The task:
Here is a listing, set out below; repeat its lines from the one with "Read this page and output its text content." to the last, both included, and leave out the pictures.

Supplied material:

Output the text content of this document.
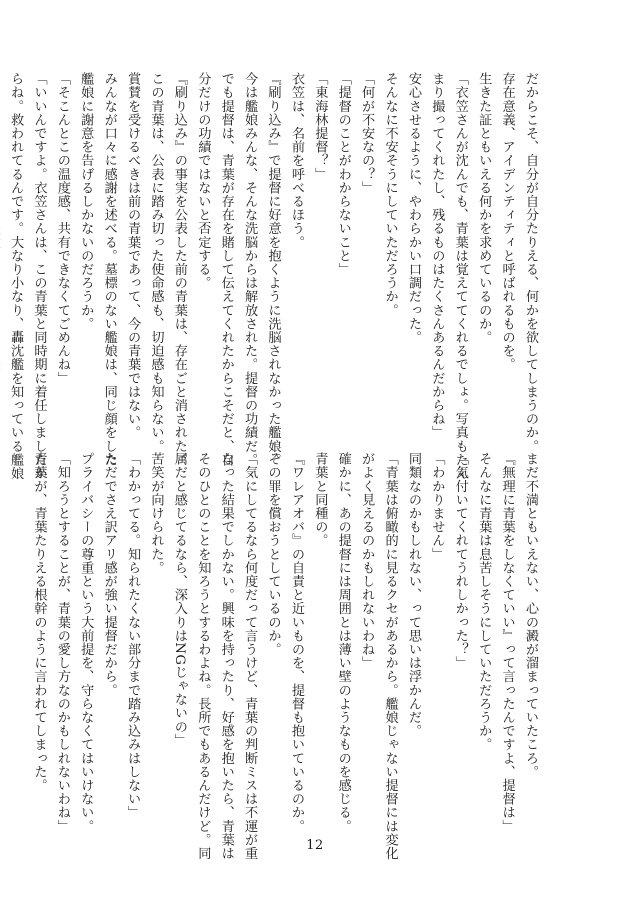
だからこそ、自分が自分たりえる、何かを欲してしまうのか。

存在意義、アイデンティティと呼ばれるものを。

生きた証ともいえる何かを求めているのか。

「衣笠さんが沈んでも、青葉は覚えててくれるでしょ。写真もたん

まり撮ってくれたし、残るものはたくさんあるんだからね」

安心させるように、やわらかい口調だった。

そんなに不安そうにしていただろうか。

「何が不安なの？」

「提督のことがわからないこと」

「東海林提督？」

衣笠は、名前を呼べるほう。

『刷り込み』で提督に好意を抱くように洗脳されなかった艦娘。

今は艦娘みんな、そんな洗脳からは解放された。提督の功績だ。

でも提督は、青葉が存在を賭して伝えてくれたからこそだと、自

分だけの功績ではないと否定する。

『刷り込み』の事実を公表した前の青葉は、存在ごと消された。

この青葉は、公表に踏み切った使命感も、切迫感も知らない。

賞賛を受けるべきは前の青葉であって、今の青葉ではない。

みんなが口々に感謝を述べる。墓標のない艦娘は、同じ顔をした

艦娘に謝意を告げるしかないのだろうか。

「そこんとこの温度感、共有できなくてごめんね」

「いいんですよ。衣笠さんは、この青葉と同時期に着任しましたか

らね。救われてるんです。大なり小なり、轟沈艦を知っている艦娘

まだ不満ともいえない、心の澱が溜まっていたころ。

『無理に青葉をしなくていい』って言ったんですよ、提督は」

そんなに青葉は息苦しそうにしていただろうか。

「気付いてくれてうれしかった？」

「わかりません」

同類なのかもしれない、って思いは浮かんだ。

「青葉は俯瞰的に見るクセがあるから。艦娘じゃない提督には変化

がよく見えるのかもしれないわね」

確かに、あの提督には周囲とは薄い壁のようなものを感じる。

青葉と同種の。

『ワレアオバ』の自責と近いものを、提督も抱いているのか。

その罪を償おうとしているのか。

「気にしてるなら何度だって言うけど、青葉の判断ミスは不運が重

なった結果でしかない。興味を持ったり、好感を抱いたら、青葉は

そのひとのことを知ろうとするわよね。長所でもあるんだけど。同

属だと感じてるなら、深入りはNGじゃないの」

苦笑が向けられた。

「わかってる。知られたくない部分まで踏み込みはしない」

ただでさえ訳アリ感が強い提督だから。

プライバシーの尊重という大前提を、守らなくてはいけない。

「知ろうとすることが、青葉の愛し方なのかもしれないわね」

青葉が、青葉たりえる根幹のように言われてしまった。

12
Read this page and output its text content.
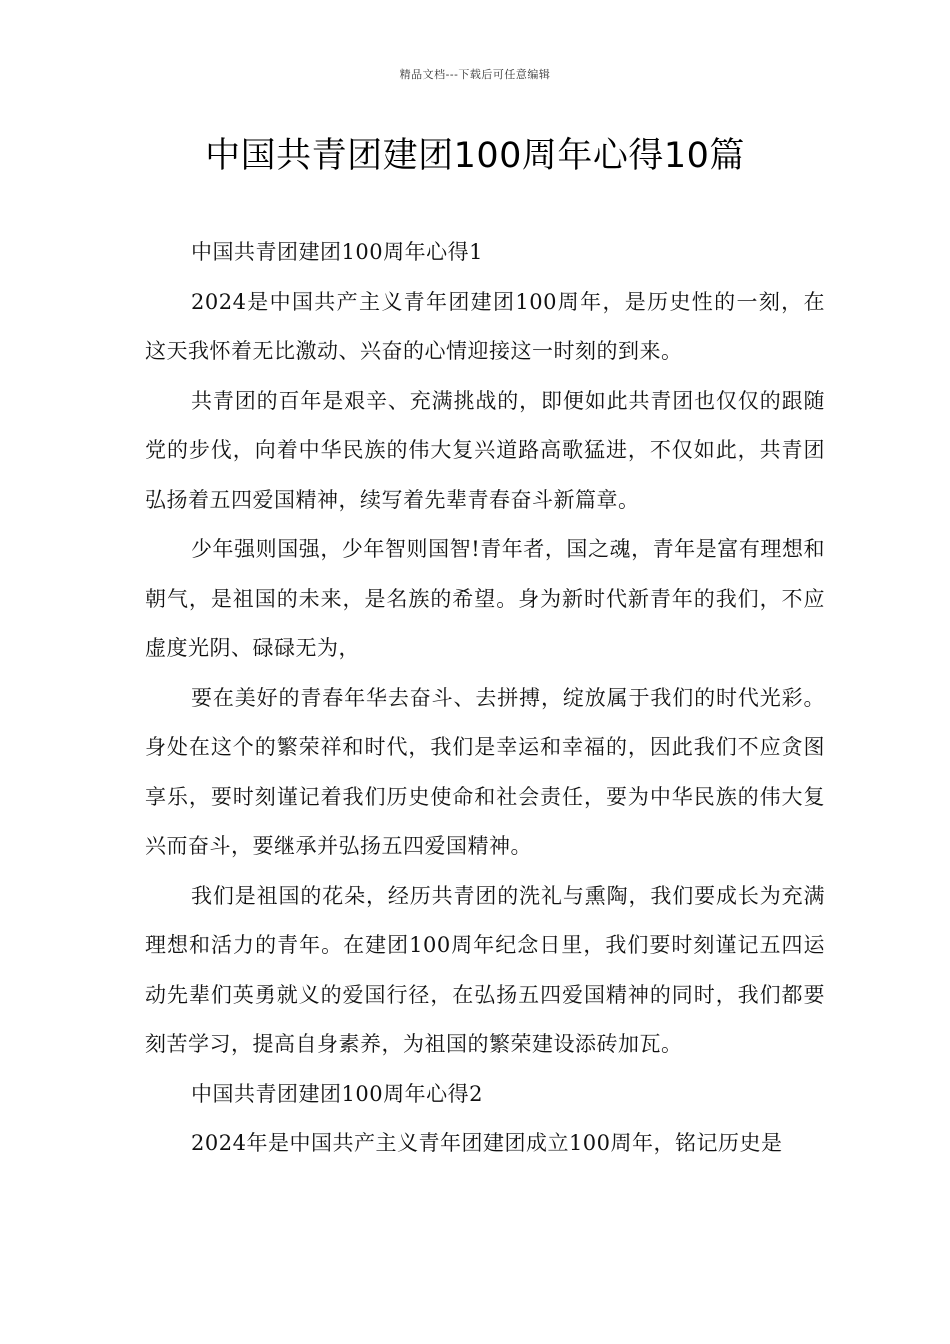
精品文档---下载后可任意编辑
中国共青团建团100周年心得10篇

中国共青团建团100周年心得1

2024是中国共产主义青年团建团100周年，是历史性的一刻，在这天我怀着无比激动、兴奋的心情迎接这一时刻的到来。

共青团的百年是艰辛、充满挑战的，即便如此共青团也仅仅的跟随党的步伐，向着中华民族的伟大复兴道路高歌猛进，不仅如此，共青团弘扬着五四爱国精神，续写着先辈青春奋斗新篇章。

少年强则国强，少年智则国智!青年者，国之魂，青年是富有理想和朝气，是祖国的未来，是名族的希望。身为新时代新青年的我们，不应虚度光阴、碌碌无为，

要在美好的青春年华去奋斗、去拼搏，绽放属于我们的时代光彩。身处在这个的繁荣祥和时代，我们是幸运和幸福的，因此我们不应贪图享乐，要时刻谨记着我们历史使命和社会责任，要为中华民族的伟大复兴而奋斗，要继承并弘扬五四爱国精神。

我们是祖国的花朵，经历共青团的洗礼与熏陶，我们要成长为充满理想和活力的青年。在建团100周年纪念日里，我们要时刻谨记五四运动先辈们英勇就义的爱国行径，在弘扬五四爱国精神的同时，我们都要刻苦学习，提高自身素养，为祖国的繁荣建设添砖加瓦。

中国共青团建团100周年心得2

2024年是中国共产主义青年团建团成立100周年，铭记历史是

Result for this exercise:
Read this page and output its text content.
精品文档---下载后可任意编辑
中国共青团建团100周年心得10篇

中国共青团建团100周年心得1

2024是中国共产主义青年团建团100周年，是历史性的一刻，在这天我怀着无比激动、兴奋的心情迎接这一时刻的到来。

共青团的百年是艰辛、充满挑战的，即便如此共青团也仅仅的跟随党的步伐，向着中华民族的伟大复兴道路高歌猛进，不仅如此，共青团弘扬着五四爱国精神，续写着先辈青春奋斗新篇章。

少年强则国强，少年智则国智!青年者，国之魂，青年是富有理想和朝气，是祖国的未来，是名族的希望。身为新时代新青年的我们，不应虚度光阴、碌碌无为，

要在美好的青春年华去奋斗、去拼搏，绽放属于我们的时代光彩。身处在这个的繁荣祥和时代，我们是幸运和幸福的，因此我们不应贪图享乐，要时刻谨记着我们历史使命和社会责任，要为中华民族的伟大复兴而奋斗，要继承并弘扬五四爱国精神。

我们是祖国的花朵，经历共青团的洗礼与熏陶，我们要成长为充满理想和活力的青年。在建团100周年纪念日里，我们要时刻谨记五四运动先辈们英勇就义的爱国行径，在弘扬五四爱国精神的同时，我们都要刻苦学习，提高自身素养，为祖国的繁荣建设添砖加瓦。

中国共青团建团100周年心得2

2024年是中国共产主义青年团建团成立100周年，铭记历史是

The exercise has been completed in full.